### [ФРАГМЕНТ]
——
Фёдор СИНЕЛЬНИКОВ, Дмитрий АХТЫРСКИЙ

Современный западный мир часто называют миром секулярным. Такой мир приверженцы тех или иных традиционных религиозных конфессий склонны называть «постхристианским», переживающим «апостасию» («отпадение») от «истинной веры». Однако такой взгляд, как нам представляется, основан на чисто формальном, внешнем подходе, который игнорирует суть Благой Вести Иисуса и концентрируется на ритуальных и догматических моментах, а также на авторитете в социуме иерархических структур соответствующих конфессий.
Мы постараемся показать, что секуляризация не есть уход от духа Благой Вести — но напротив, является возвратом к нему. А точнее, его продолжающимся выявлением в истории человечества. Более того, мы попытаемся поговорить о перспективах процесса секуляризации, который нам видится далеко не законченным.Сакрализация власти — вот то, что должно быть преодолено в процессе секуляризации. И проблема эта выходит далеко за рамки взаимоотношений светской власти и традиционных жреческих корпораций — поскольку власть может пытаться сакрализовать себя различными способами.
Мы не отрицаем, что, кроме Благой Вести Иисуса, мы можем попробовать найти и иные корни секуляризма. Но в этом тексте мы сконцентрируемся именно на одном этом источнике, учитывая, что критика секуляризма исходит прежде всего из кругов, считающих себя «христианскими» - а не от неких религиозно настроеных «новых эллинов», которым следовало бы доказывать причастность демократии, допустим, идее блага.
Поэтому в первой части нашего текста мы должны будем обратиться к основным принципам нашей библейской экзегезы — рассказать, как мы подходили к евангельским текстам, выявляя в них секулярный месседж.
Тем, кого вопросы экзегезы и герменевтики волнуют мало — можем посоветовать переходить сразу ко второй части нашего повествования, в которой говорится уже непосредственно о проблемах секуляризации и десакрализации (в частности, дается оценка нынешней фазы этого процесса и предлагается поразмыслить о его перспективах).
- Мистическая этика как ключ к Евангелию
С помощью одного только герменевтического анализа текста к однозначным выводам относительно намерений подлинного Иисуса (живого человека, а не героя литературного произведения) придти невозможно.
Поэтому верификационным моментом остается для человека его собственное переживание Благой вести - откуда человеку светит свет. Если человек чувствует свет, сквозящий в тех или иных местах евангельского текста - именно на них ему и остается опираться. Никакой научной объективности здесь не может быть - но только этико-мистический выбор.
Если мы предполагаем, что Иисус обращался прежде всего ко "внутреннему человеку", к его врожденному чувству правды, свободы и любви, то именно наш "внутренний человек" только и может быть критерием оценки тех или иных текстов, пусть и считающихся в тех или иных сообществах сколь угодно авторитетными.
——
### [ЗАДАНИЕ 1]
Внесите в таблицу Markdown строки записей между строкой, содержащей "- text-line: faisant", и строкой, содержащей "- section-heading: Des", включительно, пропустив пустые строки. Назовите столбцы «Номер» и «Строка записи».

Данные, извлечённые из коллекции:
——
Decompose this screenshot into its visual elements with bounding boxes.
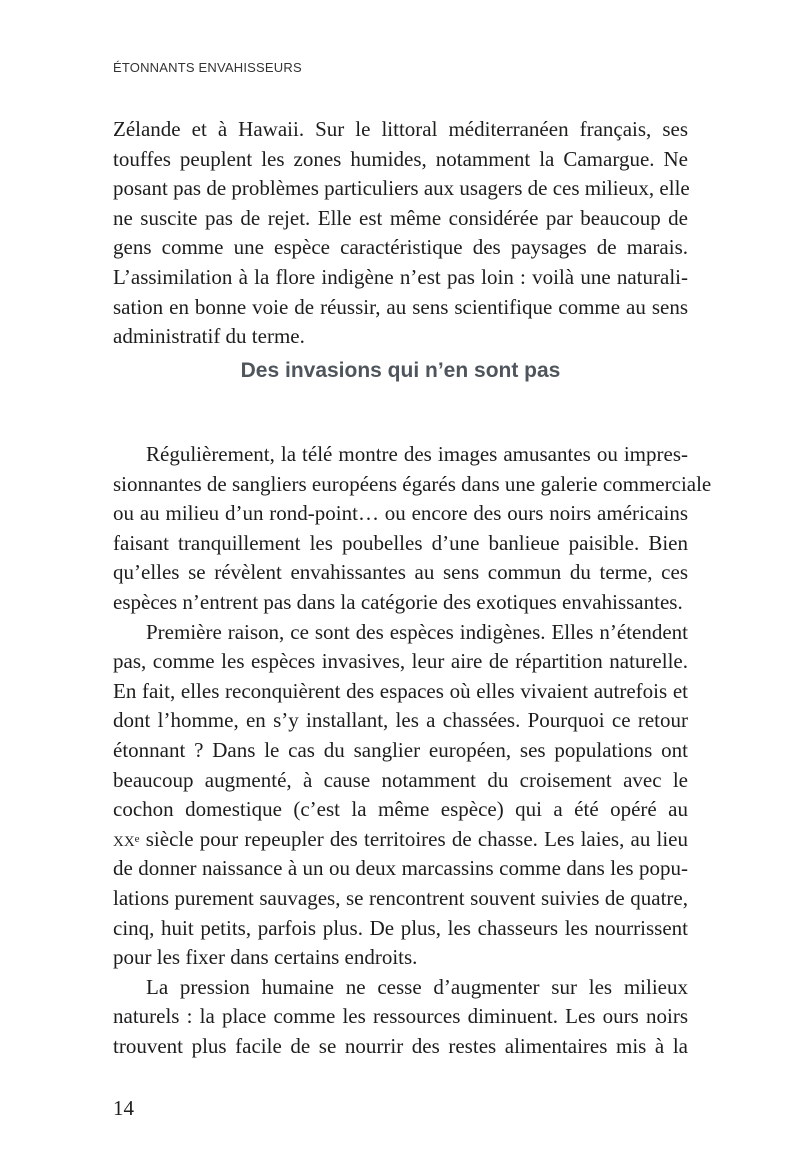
- text-line: faisant tranquillement les poubelles d’une banlieue paisible. Bien: [113, 530, 688, 555]
- text-line: ou au milieu d’un rond-point… ou encore des ours noirs américains: [113, 501, 688, 526]
- text-line: pour les fixer dans certains endroits.: [113, 945, 418, 970]
- text-line: Régulièrement, la télé montre des images amusantes ou impres-: [146, 442, 688, 466]
- section-heading: Des invasions qui n’en sont pas: [240, 359, 561, 382]
- text-line: lations purement sauvages, se rencontrent souvent suivies de quatre,: [113, 885, 688, 910]
- body-text: [113, 440, 712, 1061]
- text-line: touffes peuplent les zones humides, notamment la Camargue. Ne: [113, 146, 688, 171]
- text-line: posant pas de problèmes particuliers aux usagers de ces milieux, elle: [113, 176, 690, 201]
- text-line: ne suscite pas de rejet. Elle est même considérée par beaucoup de: [113, 205, 688, 230]
- text-line: pas, comme les espèces invasives, leur aire de répartition naturelle.: [113, 649, 688, 674]
- text-line: naturels : la place comme les ressources diminuent. Les ours noirs: [113, 1004, 688, 1029]
- text-line: qu’elles se révèlent envahissantes au sens commun du terme, ces: [113, 560, 688, 585]
- running-header: ÉTONNANTS ENVAHISSEURS: [113, 60, 302, 75]
- text-line: administratif du terme.: [113, 324, 305, 349]
- text-line: étonnant ? Dans le cas du sanglier européen, ses populations ont: [113, 737, 688, 762]
- text-line: de donner naissance à un ou deux marcassins comme dans les popu-: [113, 856, 688, 881]
- text-line: sionnantes de sangliers européens égarés dans une galerie commerciale: [113, 471, 712, 496]
- text-line: sation en bonne voie de réussir, au sens scientifique comme au sens: [113, 294, 688, 319]
- century-superscript: e: [134, 832, 140, 845]
- text-line: dont l’homme, en s’y installant, les a chassées. Pourquoi ce retour: [113, 708, 688, 733]
- text-line: En fait, elles reconquièrent des espaces où elles vivaient autrefois et: [113, 678, 688, 703]
- text-line: La pression humaine ne cesse d’augmenter sur les milieux: [146, 974, 688, 999]
- text-line: trouvent plus facile de se nourrir des restes alimentaires mis à la: [113, 1033, 688, 1058]
- text-line: L’assimilation à la flore indigène n’est pas loin : voilà une naturali-: [113, 264, 688, 289]
- text-line: gens comme une espèce caractéristique des paysages de marais.: [113, 235, 688, 260]
- page-number: 14: [113, 1096, 134, 1120]
- century-line-rest: siècle pour repeupler des territoires de chasse. Les laies, au lieu: [139, 826, 688, 851]
- text-line: espèces n’entrent pas dans la catégorie des exotiques envahissantes.: [113, 589, 683, 614]
- text-line: Zélande et à Hawaii. Sur le littoral méditerranéen français, ses: [113, 117, 688, 141]
- text-line: cinq, huit petits, parfois plus. De plus, les chasseurs les nourrissent: [113, 915, 688, 940]
- text-line: beaucoup augmenté, à cause notamment du croisement avec le: [113, 767, 688, 792]
- century-numeral: xx: [113, 826, 135, 851]
- text-line: Première raison, ce sont des espèces indigènes. Elles n’étendent: [146, 619, 688, 644]
- text-line: [113, 825, 688, 855]
- paragraph-1: [113, 115, 688, 352]
- text-line: cochon domestique (c’est la même espèce) qui a été opéré au: [113, 797, 688, 822]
——
### [ЗАДАНИЕ 2]
Что, согласно фрагменту, должно быть преодолено в процессе секуляризации?

### [ОТВЕТ НА ЗАДАНИЕ 1]
| Номер | Строка записи |
|---|---|
| 1 | - text-line: faisant tranquillement les poubelles d’une banlieue paisible. Bien: [113, 530, 688, 555] |
| 2 | - text-line: ou au milieu d’un rond-point… ou encore des ours noirs américains: [113, 501, 688, 526] |
| 3 | - text-line: pour les fixer dans certains endroits.: [113, 945, 418, 970] |
| 4 | - text-line: Régulièrement, la télé montre des images amusantes ou impres-: [146, 442, 688, 466] |
| 5 | - section-heading: Des invasions qui n’en sont pas: [240, 359, 561, 382] |

### [ОТВЕТ НА ЗАДАНИЕ 2]
Сакрализация власти.